Omit every image, and transcribe the remaining entries exactly as given.

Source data
---*---
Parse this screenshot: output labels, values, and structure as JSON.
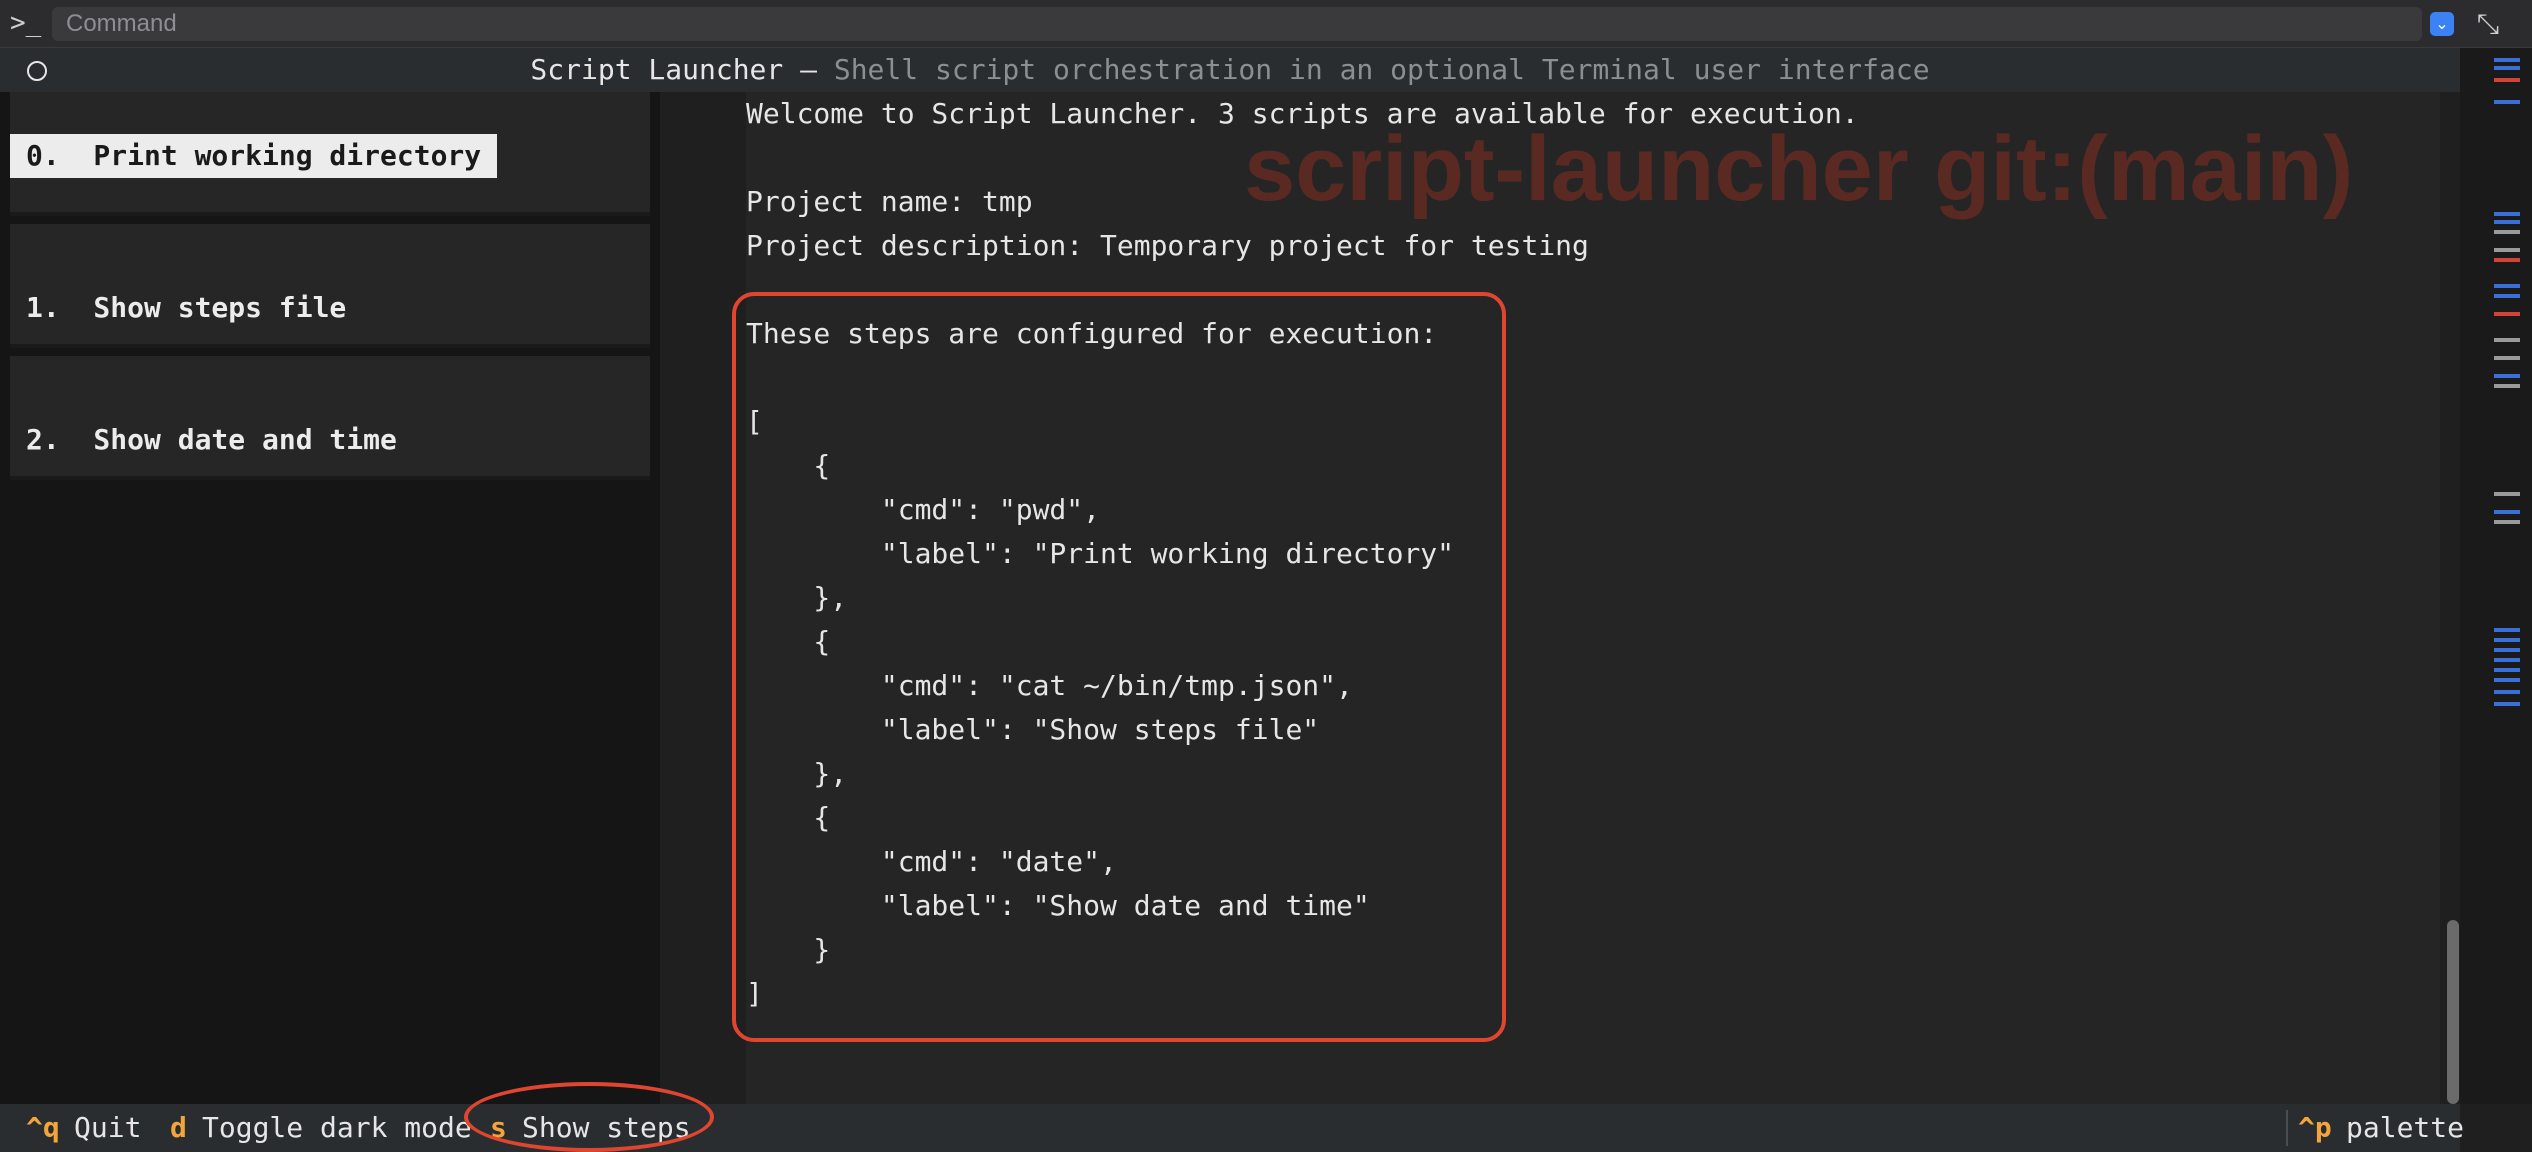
{
  "command_bar": {
    "placeholder": "Command",
    "prompt_icon": "terminal-icon",
    "dropdown_icon": "chevron-down-icon",
    "expand_icon": "expand-icon"
  },
  "title": {
    "main": "Script Launcher – ",
    "sub": "Shell script orchestration in an optional Terminal user interface"
  },
  "sidebar": {
    "items": [
      {
        "label": "0.  Print working directory",
        "selected": true
      },
      {
        "label": "1.  Show steps file",
        "selected": false
      },
      {
        "label": "2.  Show date and time",
        "selected": false
      }
    ]
  },
  "watermark": "script-launcher git:(main)",
  "content": {
    "lines": [
      "Welcome to Script Launcher. 3 scripts are available for execution.",
      "",
      "Project name: tmp",
      "Project description: Temporary project for testing",
      "",
      "These steps are configured for execution:",
      "",
      "[",
      "    {",
      "        \"cmd\": \"pwd\",",
      "        \"label\": \"Print working directory\"",
      "    },",
      "    {",
      "        \"cmd\": \"cat ~/bin/tmp.json\",",
      "        \"label\": \"Show steps file\"",
      "    },",
      "    {",
      "        \"cmd\": \"date\",",
      "        \"label\": \"Show date and time\"",
      "    }",
      "]"
    ]
  },
  "footer": {
    "bindings": [
      {
        "key": "^q",
        "label": "Quit"
      },
      {
        "key": "d",
        "label": "Toggle dark mode"
      },
      {
        "key": "s",
        "label": "Show steps"
      }
    ],
    "palette": {
      "key": "^p",
      "label": "palette"
    }
  },
  "colors": {
    "accent_key": "#f3a53b",
    "annotation_red": "#e0462f",
    "watermark": "#5a2a22",
    "scroll_blue": "#3b6fd8",
    "scroll_red": "#d0443a",
    "scroll_gray": "#9a9a9a"
  }
}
---*---
• **Task answer**:
Parse this screenshot: output labels, values, and structure as JSON.
{
  "command_bar": {
    "placeholder": "Command",
    "prompt_icon": "terminal-icon",
    "dropdown_icon": "chevron-down-icon",
    "expand_icon": "expand-icon"
  },
  "title": {
    "main": "Script Launcher – ",
    "sub": "Shell script orchestration in an optional Terminal user interface"
  },
  "sidebar": {
    "items": [
      {
        "label": "0.  Print working directory",
        "selected": true
      },
      {
        "label": "1.  Show steps file",
        "selected": false
      },
      {
        "label": "2.  Show date and time",
        "selected": false
      }
    ]
  },
  "watermark": "script-launcher git:(main)",
  "content": {
    "lines": [
      "Welcome to Script Launcher. 3 scripts are available for execution.",
      "",
      "Project name: tmp",
      "Project description: Temporary project for testing",
      "",
      "These steps are configured for execution:",
      "",
      "[",
      "    {",
      "        \"cmd\": \"pwd\",",
      "        \"label\": \"Print working directory\"",
      "    },",
      "    {",
      "        \"cmd\": \"cat ~/bin/tmp.json\",",
      "        \"label\": \"Show steps file\"",
      "    },",
      "    {",
      "        \"cmd\": \"date\",",
      "        \"label\": \"Show date and time\"",
      "    }",
      "]"
    ]
  },
  "footer": {
    "bindings": [
      {
        "key": "^q",
        "label": "Quit"
      },
      {
        "key": "d",
        "label": "Toggle dark mode"
      },
      {
        "key": "s",
        "label": "Show steps"
      }
    ],
    "palette": {
      "key": "^p",
      "label": "palette"
    }
  },
  "colors": {
    "accent_key": "#f3a53b",
    "annotation_red": "#e0462f",
    "watermark": "#5a2a22",
    "scroll_blue": "#3b6fd8",
    "scroll_red": "#d0443a",
    "scroll_gray": "#9a9a9a"
  }
}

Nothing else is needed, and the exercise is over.